## [TASK BRIEF]
Reproduce every line of the material below, but drop the pictures.

## [AVAILABLE DATA]
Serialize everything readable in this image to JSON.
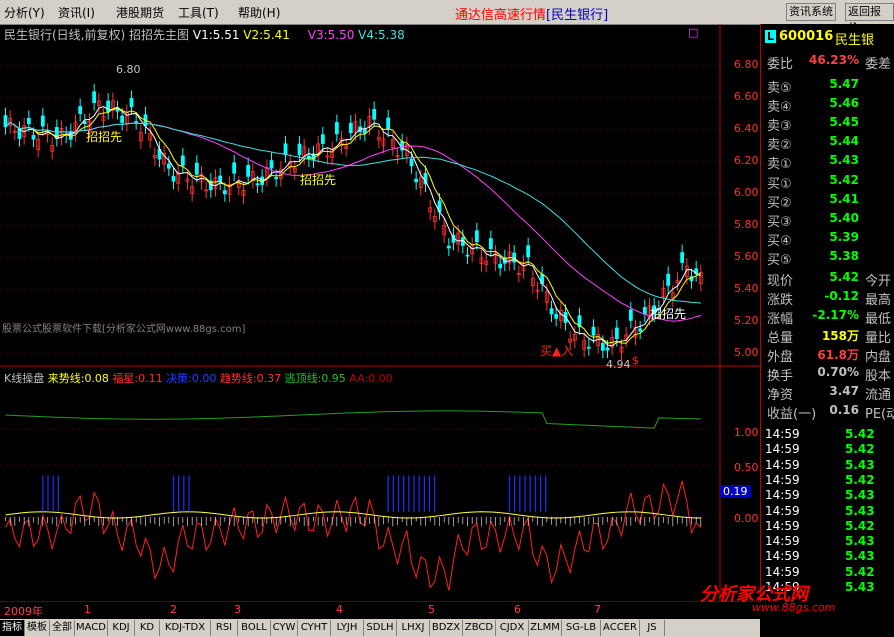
{
  "menubar": {
    "items": [
      "分析(Y)",
      "资讯(I)",
      "港股期货",
      "工具(T)",
      "帮助(H)"
    ],
    "title": "通达信高速行情",
    "stock_label": "[民生银行]",
    "buttons": [
      "资讯系统",
      "返回报价"
    ]
  },
  "main_chart": {
    "header_stock": "民生银行(日线,前复权)",
    "header_formula": "招招先主图",
    "v1": "V1:5.51",
    "v2": "V2:5.41",
    "v3": "V3:5.50",
    "v4": "V4:5.38",
    "price_ticks": [
      "6.80",
      "6.60",
      "6.40",
      "6.20",
      "6.00",
      "5.80",
      "5.60",
      "5.40",
      "5.20",
      "5.00"
    ],
    "high_label": "6.80",
    "low_label": "4.94",
    "signal_text": "招招先",
    "buy_text": "买▲入",
    "watermark": "股票公式股票软件下载[分析家公式网www.88gs.com]",
    "dollar": "$"
  },
  "indicator": {
    "name": "K线操盘",
    "lailong_label": "来势线:",
    "lailong": "0.08",
    "fuxing_label": "福星:",
    "fuxing": "0.11",
    "juece_label": "决策:",
    "juece": "0.00",
    "qushi_label": "趋势线:",
    "qushi": "0.37",
    "taoding_label": "逃顶线:",
    "taoding": "0.95",
    "aa_label": "AA:",
    "aa": "0.00",
    "ticks": [
      "1.00",
      "0.50",
      "0.00"
    ],
    "current": "0.19"
  },
  "quote": {
    "code": "600016",
    "name": "民生银",
    "code_badge": "L",
    "weibi_label": "委比",
    "weibi": "46.23%",
    "weicha_label": "委差",
    "sell": [
      {
        "label": "卖⑤",
        "price": "5.47"
      },
      {
        "label": "卖④",
        "price": "5.46"
      },
      {
        "label": "卖③",
        "price": "5.45"
      },
      {
        "label": "卖②",
        "price": "5.44"
      },
      {
        "label": "卖①",
        "price": "5.43"
      }
    ],
    "buy": [
      {
        "label": "买①",
        "price": "5.42"
      },
      {
        "label": "买②",
        "price": "5.41"
      },
      {
        "label": "买③",
        "price": "5.40"
      },
      {
        "label": "买④",
        "price": "5.39"
      },
      {
        "label": "买⑤",
        "price": "5.38"
      }
    ],
    "stats": [
      {
        "label": "现价",
        "value": "5.42",
        "extra": "今开",
        "color": "#00ff00"
      },
      {
        "label": "涨跌",
        "value": "-0.12",
        "extra": "最高",
        "color": "#00ff00"
      },
      {
        "label": "涨幅",
        "value": "-2.17%",
        "extra": "最低",
        "color": "#00ff00"
      },
      {
        "label": "总量",
        "value": "158万",
        "extra": "量比",
        "color": "#ffff00"
      },
      {
        "label": "外盘",
        "value": "61.8万",
        "extra": "内盘",
        "color": "#ff4040"
      },
      {
        "label": "换手",
        "value": "0.70%",
        "extra": "股本",
        "color": "#c0c0c0"
      },
      {
        "label": "净资",
        "value": "3.47",
        "extra": "流通",
        "color": "#c0c0c0"
      },
      {
        "label": "收益(一)",
        "value": "0.16",
        "extra": "PE(动",
        "color": "#c0c0c0"
      }
    ],
    "ticks": [
      {
        "time": "14:59",
        "price": "5.42"
      },
      {
        "time": "14:59",
        "price": "5.42"
      },
      {
        "time": "14:59",
        "price": "5.43"
      },
      {
        "time": "14:59",
        "price": "5.42"
      },
      {
        "time": "14:59",
        "price": "5.43"
      },
      {
        "time": "14:59",
        "price": "5.43"
      },
      {
        "time": "14:59",
        "price": "5.42"
      },
      {
        "time": "14:59",
        "price": "5.43"
      },
      {
        "time": "14:59",
        "price": "5.43"
      },
      {
        "time": "14:59",
        "price": "5.42"
      },
      {
        "time": "14:59",
        "price": "5.43"
      }
    ]
  },
  "datebar": {
    "items": [
      "2009年",
      "1",
      "2",
      "3",
      "4",
      "5",
      "6",
      "7"
    ]
  },
  "tabs": [
    "指标",
    "模板",
    "全部",
    "MACD",
    "KDJ",
    "KD",
    "KDJ-TDX",
    "RSI",
    "BOLL",
    "CYW",
    "CYHT",
    "LYJH",
    "SDLH",
    "LHXJ",
    "BDZX",
    "ZBCD",
    "CJDX",
    "ZLMM",
    "SG-LB",
    "ACCER",
    "JS"
  ],
  "watermark_site": "分析家公式网",
  "watermark_url": "www.88gs.com",
  "colors": {
    "up": "#ff3030",
    "down": "#00ffff",
    "ma_white": "#ffffff",
    "ma_yellow": "#ffff00",
    "ma_magenta": "#ff40ff",
    "ma_cyan": "#40e0e0"
  }
}
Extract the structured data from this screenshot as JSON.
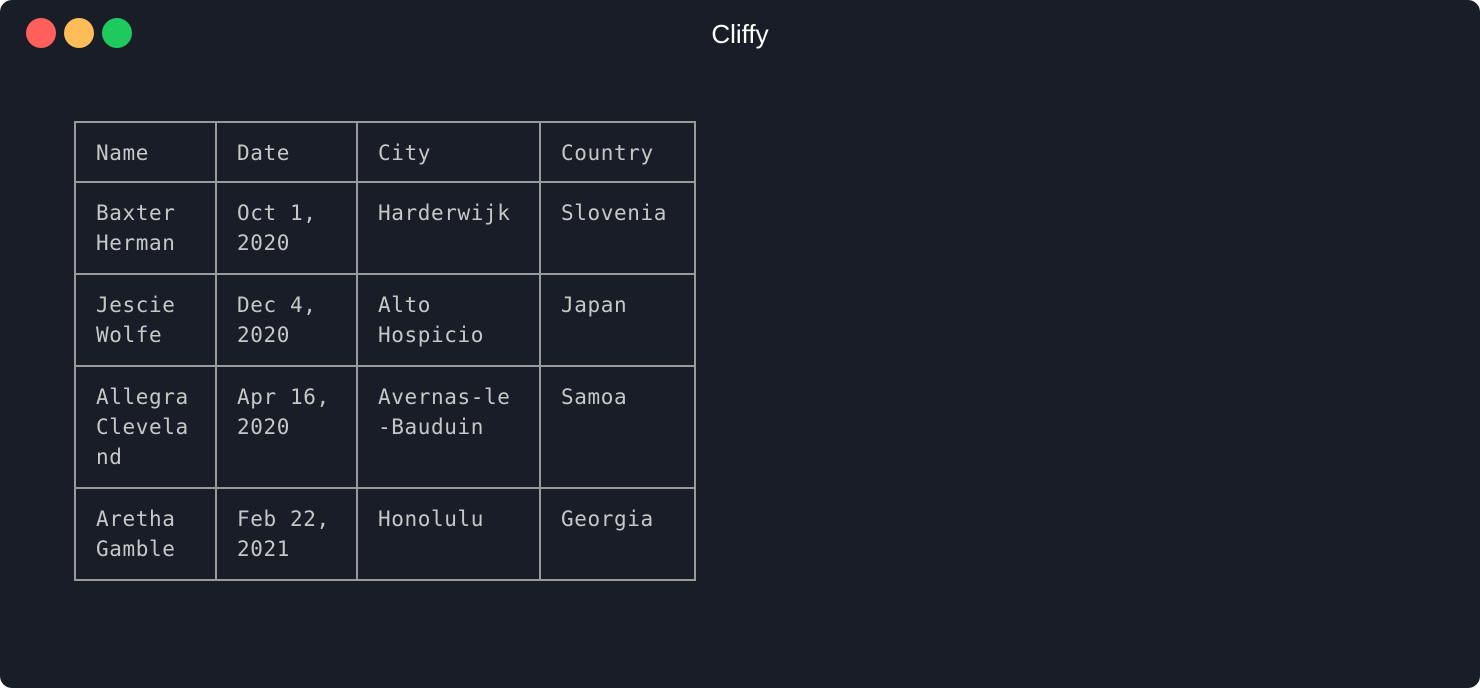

## [PROBLEM SOLUTION]
Serialize everything readable in this image to JSON.
{
  "menubar": {
    "items": [
      "分析(Y)",
      "资讯(I)",
      "港股期货",
      "工具(T)",
      "帮助(H)"
    ],
    "title": "通达信高速行情",
    "stock_label": "[民生银行]",
    "buttons": [
      "资讯系统",
      "返回报价"
    ]
  },
  "main_chart": {
    "header_stock": "民生银行(日线,前复权)",
    "header_formula": "招招先主图",
    "v1": "V1:5.51",
    "v2": "V2:5.41",
    "v3": "V3:5.50",
    "v4": "V4:5.38",
    "price_ticks": [
      "6.80",
      "6.60",
      "6.40",
      "6.20",
      "6.00",
      "5.80",
      "5.60",
      "5.40",
      "5.20",
      "5.00"
    ],
    "high_label": "6.80",
    "low_label": "4.94",
    "signal_text": "招招先",
    "buy_text": "买▲入",
    "watermark": "股票公式股票软件下载[分析家公式网www.88gs.com]",
    "dollar": "$"
  },
  "indicator": {
    "name": "K线操盘",
    "lailong_label": "来势线:",
    "lailong": "0.08",
    "fuxing_label": "福星:",
    "fuxing": "0.11",
    "juece_label": "决策:",
    "juece": "0.00",
    "qushi_label": "趋势线:",
    "qushi": "0.37",
    "taoding_label": "逃顶线:",
    "taoding": "0.95",
    "aa_label": "AA:",
    "aa": "0.00",
    "ticks": [
      "1.00",
      "0.50",
      "0.00"
    ],
    "current": "0.19"
  },
  "quote": {
    "code": "600016",
    "name": "民生银",
    "code_badge": "L",
    "weibi_label": "委比",
    "weibi": "46.23%",
    "weicha_label": "委差",
    "sell": [
      {
        "label": "卖⑤",
        "price": "5.47"
      },
      {
        "label": "卖④",
        "price": "5.46"
      },
      {
        "label": "卖③",
        "price": "5.45"
      },
      {
        "label": "卖②",
        "price": "5.44"
      },
      {
        "label": "卖①",
        "price": "5.43"
      }
    ],
    "buy": [
      {
        "label": "买①",
        "price": "5.42"
      },
      {
        "label": "买②",
        "price": "5.41"
      },
      {
        "label": "买③",
        "price": "5.40"
      },
      {
        "label": "买④",
        "price": "5.39"
      },
      {
        "label": "买⑤",
        "price": "5.38"
      }
    ],
    "stats": [
      {
        "label": "现价",
        "value": "5.42",
        "extra": "今开",
        "color": "#00ff00"
      },
      {
        "label": "涨跌",
        "value": "-0.12",
        "extra": "最高",
        "color": "#00ff00"
      },
      {
        "label": "涨幅",
        "value": "-2.17%",
        "extra": "最低",
        "color": "#00ff00"
      },
      {
        "label": "总量",
        "value": "158万",
        "extra": "量比",
        "color": "#ffff00"
      },
      {
        "label": "外盘",
        "value": "61.8万",
        "extra": "内盘",
        "color": "#ff4040"
      },
      {
        "label": "换手",
        "value": "0.70%",
        "extra": "股本",
        "color": "#c0c0c0"
      },
      {
        "label": "净资",
        "value": "3.47",
        "extra": "流通",
        "color": "#c0c0c0"
      },
      {
        "label": "收益(一)",
        "value": "0.16",
        "extra": "PE(动",
        "color": "#c0c0c0"
      }
    ],
    "ticks": [
      {
        "time": "14:59",
        "price": "5.42"
      },
      {
        "time": "14:59",
        "price": "5.42"
      },
      {
        "time": "14:59",
        "price": "5.43"
      },
      {
        "time": "14:59",
        "price": "5.42"
      },
      {
        "time": "14:59",
        "price": "5.43"
      },
      {
        "time": "14:59",
        "price": "5.43"
      },
      {
        "time": "14:59",
        "price": "5.42"
      },
      {
        "time": "14:59",
        "price": "5.43"
      },
      {
        "time": "14:59",
        "price": "5.43"
      },
      {
        "time": "14:59",
        "price": "5.42"
      },
      {
        "time": "14:59",
        "price": "5.43"
      }
    ]
  },
  "datebar": {
    "items": [
      "2009年",
      "1",
      "2",
      "3",
      "4",
      "5",
      "6",
      "7"
    ]
  },
  "tabs": [
    "指标",
    "模板",
    "全部",
    "MACD",
    "KDJ",
    "KD",
    "KDJ-TDX",
    "RSI",
    "BOLL",
    "CYW",
    "CYHT",
    "LYJH",
    "SDLH",
    "LHXJ",
    "BDZX",
    "ZBCD",
    "CJDX",
    "ZLMM",
    "SG-LB",
    "ACCER",
    "JS"
  ],
  "watermark_site": "分析家公式网",
  "watermark_url": "www.88gs.com",
  "colors": {
    "up": "#ff3030",
    "down": "#00ffff",
    "ma_white": "#ffffff",
    "ma_yellow": "#ffff00",
    "ma_magenta": "#ff40ff",
    "ma_cyan": "#40e0e0"
  }
}
Extract the structured data from this screenshot as JSON.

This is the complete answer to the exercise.